* _EXERCISE REQUIREMENTS_:
(A) Answer these from the news report on TCS:
(i) What was the total contract value for the March quarter?
(ii) With which company does TCS say it will announce a partnership very soon?
(iii) Who is the Chief Executive Officer and Managing Director quoted?
(B) Continue the news report on TCS after its final sentence, keeping to points given in its headline lines.

* _EXERCISE PASSAGE_:
Please click here to read all liners published on this story
--TCS: See indications of growth returning to mid-sized, large accounts 
--CONTEXT: Comments by TCS management at post-earnings concall with analysts 
--TCS: Entering FY27 with confidence with respect to orders 
--TCS: Positive on international business growth in FY27 
--TCS: Employee restructuring programme has been completed 
--TCS: Working closely with Anthropic, will announce partnership very soon 
--TCS: Impact of geopolitical tensions limited to travel, transport industry 
--TCS: Will not shy away from investments for growth, profitability 
--TCS: Most headwinds are behind co, by and large 
--TCS: Deals being renewed on time, by and large

 

By Shakshi Jain and Anand JC

 

NEW DELHI – Tata Consultancy Services Ltd. has entered the financial year 2026-27 (Apr-Mar) with confidence, where it comes to order flow and traction in services, the management of the information technology services major said in a post-earnings conference call with analysts Thursday.

 

"We've a good orderbook getting into FY27...Our new-age services are also gaining traction. So, overall we're getting into the next year (FY27) with a lot of positivity and confidence," Chief Executive Officer and Managing Director K. Krithivasan said. He said the company is also positive on growth in its international business.

 

The sector bellwether's total contract value for the March quarter was $12 billion and that for the full year was $40.7 billion. It signed three mega deals during the quarter and five such deals during FY26.

* _PROVIDED MATERIAL_:
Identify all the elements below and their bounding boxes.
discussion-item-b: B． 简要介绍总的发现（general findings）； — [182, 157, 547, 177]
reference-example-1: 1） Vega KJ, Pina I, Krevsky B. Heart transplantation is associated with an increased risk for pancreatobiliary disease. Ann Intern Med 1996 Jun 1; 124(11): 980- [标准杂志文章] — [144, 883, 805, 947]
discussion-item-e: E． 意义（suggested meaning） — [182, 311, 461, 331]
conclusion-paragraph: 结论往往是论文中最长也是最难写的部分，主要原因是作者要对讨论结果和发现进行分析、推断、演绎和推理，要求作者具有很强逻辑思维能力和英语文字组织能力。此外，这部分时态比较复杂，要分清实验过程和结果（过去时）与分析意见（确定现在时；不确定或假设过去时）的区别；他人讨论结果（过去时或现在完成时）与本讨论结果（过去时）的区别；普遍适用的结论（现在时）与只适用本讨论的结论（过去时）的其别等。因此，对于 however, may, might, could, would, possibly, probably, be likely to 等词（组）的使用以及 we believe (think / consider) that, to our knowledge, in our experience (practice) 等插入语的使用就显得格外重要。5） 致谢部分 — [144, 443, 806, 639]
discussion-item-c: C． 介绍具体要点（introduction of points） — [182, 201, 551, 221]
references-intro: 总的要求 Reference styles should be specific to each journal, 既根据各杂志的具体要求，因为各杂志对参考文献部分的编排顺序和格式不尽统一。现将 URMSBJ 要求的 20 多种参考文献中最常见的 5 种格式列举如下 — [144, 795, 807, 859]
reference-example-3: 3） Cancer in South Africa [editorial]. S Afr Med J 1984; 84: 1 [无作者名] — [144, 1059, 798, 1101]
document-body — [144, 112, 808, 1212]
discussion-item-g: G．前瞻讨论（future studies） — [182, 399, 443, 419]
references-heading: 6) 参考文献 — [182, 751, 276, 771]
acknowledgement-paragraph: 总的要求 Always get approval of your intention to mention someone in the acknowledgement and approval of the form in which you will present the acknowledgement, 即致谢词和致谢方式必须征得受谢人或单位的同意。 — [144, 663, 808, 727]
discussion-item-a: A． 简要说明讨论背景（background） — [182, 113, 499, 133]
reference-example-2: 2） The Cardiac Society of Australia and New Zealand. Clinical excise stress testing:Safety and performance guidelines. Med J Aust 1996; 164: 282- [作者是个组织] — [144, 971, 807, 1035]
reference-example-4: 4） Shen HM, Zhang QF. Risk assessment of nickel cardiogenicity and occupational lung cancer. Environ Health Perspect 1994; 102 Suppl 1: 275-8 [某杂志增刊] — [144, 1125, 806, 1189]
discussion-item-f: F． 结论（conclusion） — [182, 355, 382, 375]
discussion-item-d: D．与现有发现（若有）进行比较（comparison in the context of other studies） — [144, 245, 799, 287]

* _SOLVED TASKS_:
(A)
(i) $12 billion
(ii) Anthropic
(iii) K. Krithivasan

(B)
The company added two new clients during the year in the $100 million-plus club, nine clients in the $50 million-plus category, and 65 clients in the $1 million-plus band. This speaks of the early signs of stability and growth returning to mid-sized and large accounts, Krithivasan said.

 

Krithivasan said the impact of the war in West Asia is so far limited to the company's work in the region and to some extent the travel and transportation industry. However, if tensions persist, the impact may be seen in other areas, he said.  

 

According to Krithivasan, the company is now past all known client-specific headwinds. "By and large, most of the headwinds we know... are behind us, except few that may come up or that we have already accounted for...But I think most of the issues are behind us."

 

The chief executive added that deals are seeing largely on-time renewals. Krithivasan said the company's employee restructuring programme, which was undertaken in FY26, is now done.


Another senior executive said the company will not shy away from making the "right investments" to ensure strategic growth with profitability. "...stepping into FY27, the immediate headwind would be the annual increments (salary hikes)," the executive said.

 

TCS had announced salary increments for its associates, across grades, effective Apr. 1. "...in September, we were able to give increments to 80% associates, the senior executive associates we did not give at that time. So, we wanted to ensure that when we restart our increment cycle, we reset it and start for everyone," the management said. Top performers at the company have been issued a double-digit wage hike.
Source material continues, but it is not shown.